REQUIREMENTS – Without the pictures, repeat the listing character for character.

* Begin DATA ENTRIES *

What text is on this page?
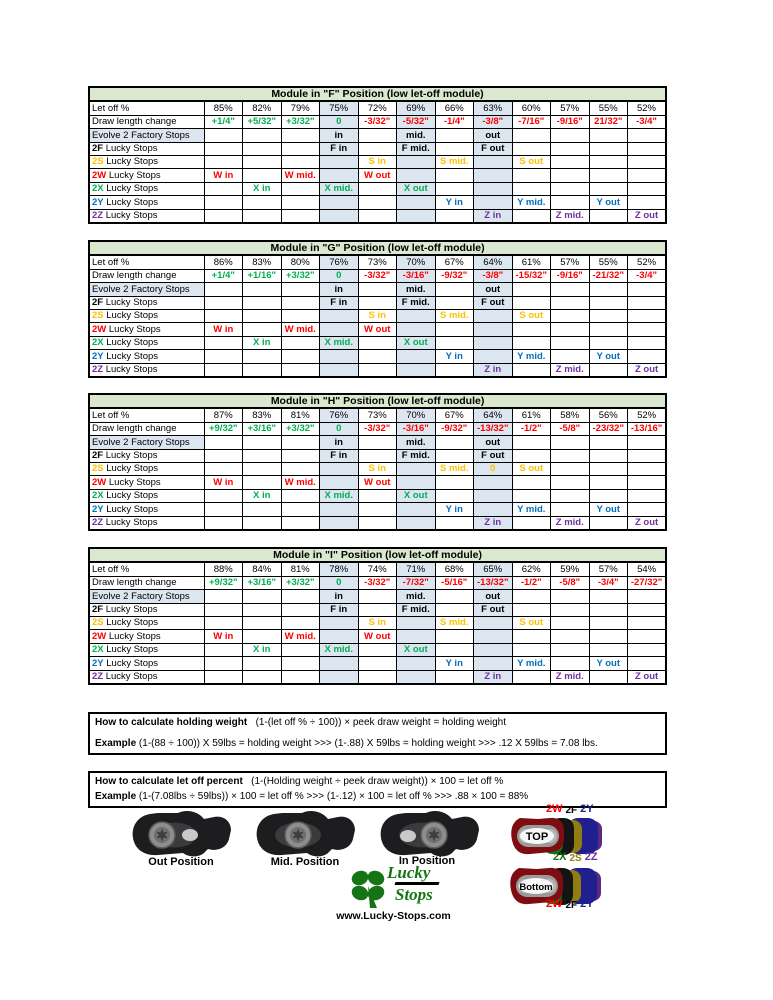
Module in "F" Position (low let-off module)												
Let off %	85%	82%	79%	75%	72%	69%	66%	63%	60%	57%	55%	52%
Draw length change	+1/4"	+5/32"	+3/32"	0	-3/32"	-5/32"	-1/4"	-3/8"	-7/16"	-9/16"	21/32"	-3/4"
Evolve 2 Factory Stops				in		mid.		out				
2F Lucky Stops				F in		F mid.		F out				
2S Lucky Stops					S in		S mid.		S out			
2W Lucky Stops	W in		W mid.		W out							
2X Lucky Stops		X in		X mid.		X out						
2Y Lucky Stops							Y in		Y mid.		Y out	
2Z Lucky Stops								Z in		Z mid.		Z out
Module in "G" Position (low let-off module)												
Let off %	86%	83%	80%	76%	73%	70%	67%	64%	61%	57%	55%	52%
Draw length change	+1/4"	+1/16"	+3/32"	0	-3/32"	-3/16"	-9/32"	-3/8"	-15/32"	-9/16"	-21/32"	-3/4"
Evolve 2 Factory Stops				in		mid.		out				
2F Lucky Stops				F in		F mid.		F out				
2S Lucky Stops					S in		S mid.		S out			
2W Lucky Stops	W in		W mid.		W out							
2X Lucky Stops		X in		X mid.		X out						
2Y Lucky Stops							Y in		Y mid.		Y out	
2Z Lucky Stops								Z in		Z mid.		Z out
Module in "H" Position (low let-off module)												
Let off %	87%	83%	81%	76%	73%	70%	67%	64%	61%	58%	56%	52%
Draw length change	+9/32"	+3/16"	+3/32"	0	-3/32"	-3/16"	-9/32"	-13/32"	-1/2"	-5/8"	-23/32"	-13/16"
Evolve 2 Factory Stops				in		mid.		out				
2F Lucky Stops				F in		F mid.		F out				
2S Lucky Stops					S in		S mid.	0	S out			
2W Lucky Stops	W in		W mid.		W out							
2X Lucky Stops		X in		X mid.		X out						
2Y Lucky Stops							Y in		Y mid.		Y out	
2Z Lucky Stops								Z in		Z mid.		Z out
Module in "I" Position (low let-off module)												
Let off %	88%	84%	81%	78%	74%	71%	68%	65%	62%	59%	57%	54%
Draw length change	+9/32"	+3/16"	+3/32"	0	-3/32"	-7/32"	-5/16"	-13/32"	-1/2"	-5/8"	-3/4"	-27/32"
Evolve 2 Factory Stops				in		mid.		out				
2F Lucky Stops				F in		F mid.		F out				
2S Lucky Stops					S in		S mid.		S out			
2W Lucky Stops	W in		W mid.		W out							
2X Lucky Stops		X in		X mid.		X out						
2Y Lucky Stops							Y in		Y mid.		Y out	
2Z Lucky Stops								Z in		Z mid.		Z out
How to calculate holding weight (1-(let off % ÷ 100)) × peek draw weight = holding weight
Example (1-(88 ÷ 100)) X 59lbs = holding weight >>> (1-.88) X 59lbs = holding weight >>> .12 X 59lbs = 7.08 lbs.
How to calculate let off percent (1-(Holding weight ÷ peek draw weight)) × 100 = let off %
Example (1-(7.08lbs ÷ 59lbs)) × 100 = let off % >>> (1-.12) × 100 = let off % >>> .88 × 100 = 88%
Out Position	Mid. Position	In Position
Lucky
Stops
www.Lucky-Stops.com
2W 2F 2Y
TOP
2X 2S 2Z
Bottom
2W 2F 2Y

* End DATA ENTRIES *

IN RESPONSE –
What text is on this page?
Module in "F" Position (low let-off module)												
Let off %	85%	82%	79%	75%	72%	69%	66%	63%	60%	57%	55%	52%
Draw length change	+1/4"	+5/32"	+3/32"	0	-3/32"	-5/32"	-1/4"	-3/8"	-7/16"	-9/16"	21/32"	-3/4"
Evolve 2 Factory Stops				in		mid.		out				
2F Lucky Stops				F in		F mid.		F out				
2S Lucky Stops					S in		S mid.		S out			
2W Lucky Stops	W in		W mid.		W out							
2X Lucky Stops		X in		X mid.		X out						
2Y Lucky Stops							Y in		Y mid.		Y out	
2Z Lucky Stops								Z in		Z mid.		Z out
Module in "G" Position (low let-off module)												
Let off %	86%	83%	80%	76%	73%	70%	67%	64%	61%	57%	55%	52%
Draw length change	+1/4"	+1/16"	+3/32"	0	-3/32"	-3/16"	-9/32"	-3/8"	-15/32"	-9/16"	-21/32"	-3/4"
Evolve 2 Factory Stops				in		mid.		out				
2F Lucky Stops				F in		F mid.		F out				
2S Lucky Stops					S in		S mid.		S out			
2W Lucky Stops	W in		W mid.		W out							
2X Lucky Stops		X in		X mid.		X out						
2Y Lucky Stops							Y in		Y mid.		Y out	
2Z Lucky Stops								Z in		Z mid.		Z out
Module in "H" Position (low let-off module)												
Let off %	87%	83%	81%	76%	73%	70%	67%	64%	61%	58%	56%	52%
Draw length change	+9/32"	+3/16"	+3/32"	0	-3/32"	-3/16"	-9/32"	-13/32"	-1/2"	-5/8"	-23/32"	-13/16"
Evolve 2 Factory Stops				in		mid.		out				
2F Lucky Stops				F in		F mid.		F out				
2S Lucky Stops					S in		S mid.	0	S out			
2W Lucky Stops	W in		W mid.		W out							
2X Lucky Stops		X in		X mid.		X out						
2Y Lucky Stops							Y in		Y mid.		Y out	
2Z Lucky Stops								Z in		Z mid.		Z out
Module in "I" Position (low let-off module)												
Let off %	88%	84%	81%	78%	74%	71%	68%	65%	62%	59%	57%	54%
Draw length change	+9/32"	+3/16"	+3/32"	0	-3/32"	-7/32"	-5/16"	-13/32"	-1/2"	-5/8"	-3/4"	-27/32"
Evolve 2 Factory Stops				in		mid.		out				
2F Lucky Stops				F in		F mid.		F out				
2S Lucky Stops					S in		S mid.		S out			
2W Lucky Stops	W in		W mid.		W out							
2X Lucky Stops		X in		X mid.		X out						
2Y Lucky Stops							Y in		Y mid.		Y out	
2Z Lucky Stops								Z in		Z mid.		Z out
How to calculate holding weight (1-(let off % ÷ 100)) × peek draw weight = holding weight
Example (1-(88 ÷ 100)) X 59lbs = holding weight >>> (1-.88) X 59lbs = holding weight >>> .12 X 59lbs = 7.08 lbs.
How to calculate let off percent (1-(Holding weight ÷ peek draw weight)) × 100 = let off %
Example (1-(7.08lbs ÷ 59lbs)) × 100 = let off % >>> (1-.12) × 100 = let off % >>> .88 × 100 = 88%
Out Position	Mid. Position	In Position
Lucky
Stops
www.Lucky-Stops.com
2W 2F 2Y
TOP
2X 2S 2Z
Bottom
2W 2F 2Y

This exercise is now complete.